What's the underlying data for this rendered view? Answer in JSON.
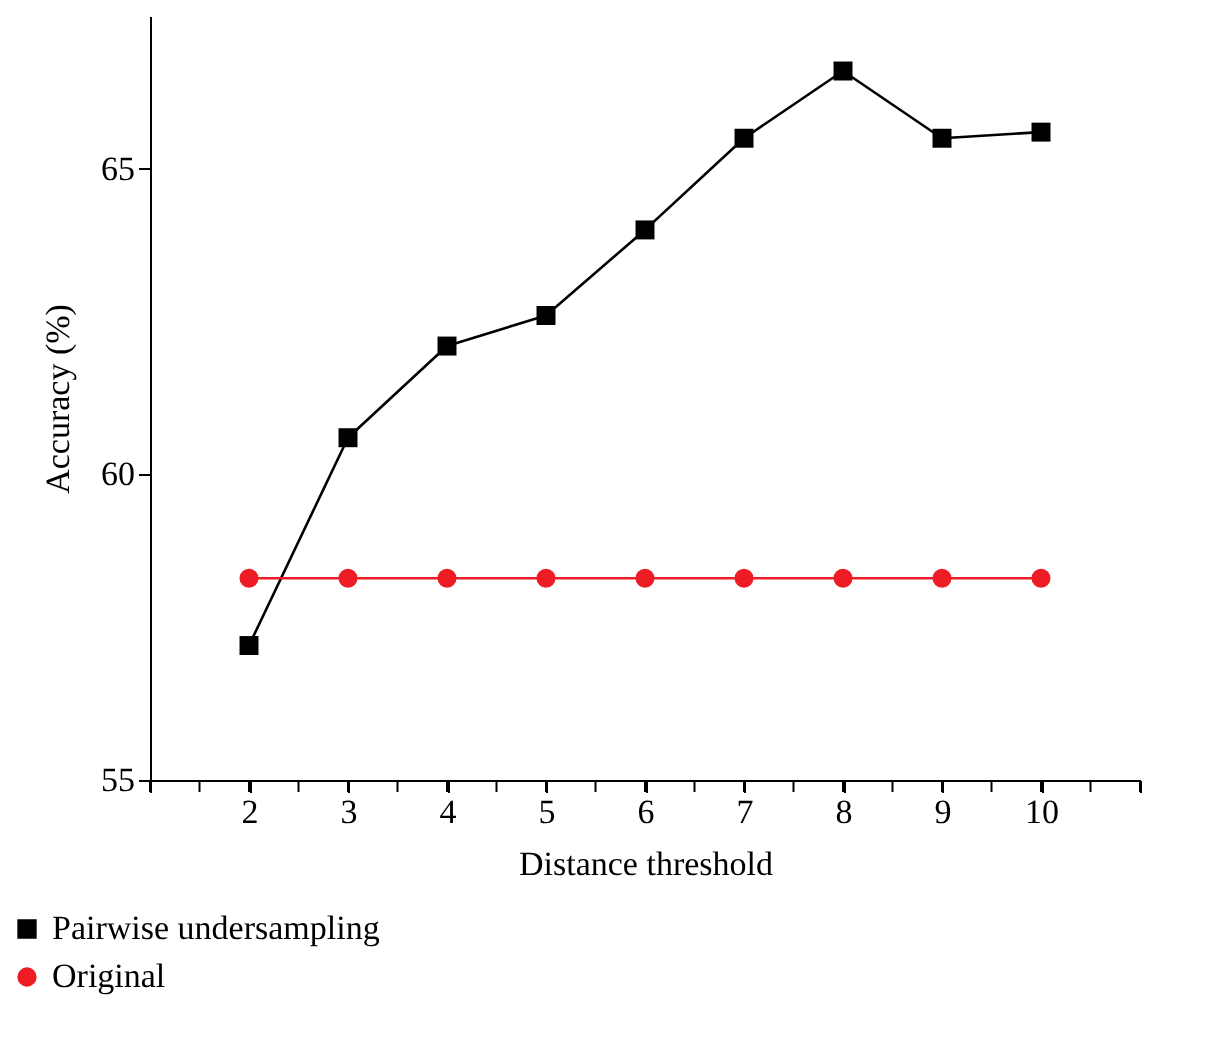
{
  "chart_data": {
    "type": "line",
    "xlabel": "Distance threshold",
    "ylabel": "Accuracy (%)",
    "x": [
      2,
      3,
      4,
      5,
      6,
      7,
      8,
      9,
      10
    ],
    "series": [
      {
        "name": "Pairwise undersampling",
        "color": "#000000",
        "marker": "square",
        "values": [
          57.2,
          60.6,
          62.1,
          62.6,
          64.0,
          65.5,
          66.6,
          65.5,
          65.6
        ]
      },
      {
        "name": "Original",
        "color": "#ee1c25",
        "marker": "circle",
        "values": [
          58.3,
          58.3,
          58.3,
          58.3,
          58.3,
          58.3,
          58.3,
          58.3,
          58.3
        ]
      }
    ],
    "xlim": [
      1,
      11
    ],
    "xticks": [
      {
        "value": 1,
        "label": null
      },
      {
        "value": 1.5,
        "label": null
      },
      2,
      {
        "value": 2.5,
        "label": null
      },
      3,
      {
        "value": 3.5,
        "label": null
      },
      4,
      {
        "value": 4.5,
        "label": null
      },
      5,
      {
        "value": 5.5,
        "label": null
      },
      6,
      {
        "value": 6.5,
        "label": null
      },
      7,
      {
        "value": 7.5,
        "label": null
      },
      8,
      {
        "value": 8.5,
        "label": null
      },
      9,
      {
        "value": 9.5,
        "label": null
      },
      10,
      {
        "value": 10.5,
        "label": null
      },
      {
        "value": 11,
        "label": null
      }
    ],
    "ylim": [
      55,
      67.5
    ],
    "yticks": [
      55,
      60,
      65
    ],
    "grid": false,
    "legend": "bottom left",
    "line_style": "solid"
  }
}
════
Return the records exactly. Don't carry the pictures over.

> ANSWER TO THE PROBLEM
What's the underlying data for this rendered view? Answer in JSON.
{
  "chart_data": {
    "type": "line",
    "xlabel": "Distance threshold",
    "ylabel": "Accuracy (%)",
    "x": [
      2,
      3,
      4,
      5,
      6,
      7,
      8,
      9,
      10
    ],
    "series": [
      {
        "name": "Pairwise undersampling",
        "color": "#000000",
        "marker": "square",
        "values": [
          57.2,
          60.6,
          62.1,
          62.6,
          64.0,
          65.5,
          66.6,
          65.5,
          65.6
        ]
      },
      {
        "name": "Original",
        "color": "#ee1c25",
        "marker": "circle",
        "values": [
          58.3,
          58.3,
          58.3,
          58.3,
          58.3,
          58.3,
          58.3,
          58.3,
          58.3
        ]
      }
    ],
    "xlim": [
      1,
      11
    ],
    "xticks": [
      {
        "value": 1,
        "label": null
      },
      {
        "value": 1.5,
        "label": null
      },
      2,
      {
        "value": 2.5,
        "label": null
      },
      3,
      {
        "value": 3.5,
        "label": null
      },
      4,
      {
        "value": 4.5,
        "label": null
      },
      5,
      {
        "value": 5.5,
        "label": null
      },
      6,
      {
        "value": 6.5,
        "label": null
      },
      7,
      {
        "value": 7.5,
        "label": null
      },
      8,
      {
        "value": 8.5,
        "label": null
      },
      9,
      {
        "value": 9.5,
        "label": null
      },
      10,
      {
        "value": 10.5,
        "label": null
      },
      {
        "value": 11,
        "label": null
      }
    ],
    "ylim": [
      55,
      67.5
    ],
    "yticks": [
      55,
      60,
      65
    ],
    "grid": false,
    "legend": "bottom left",
    "line_style": "solid"
  }
}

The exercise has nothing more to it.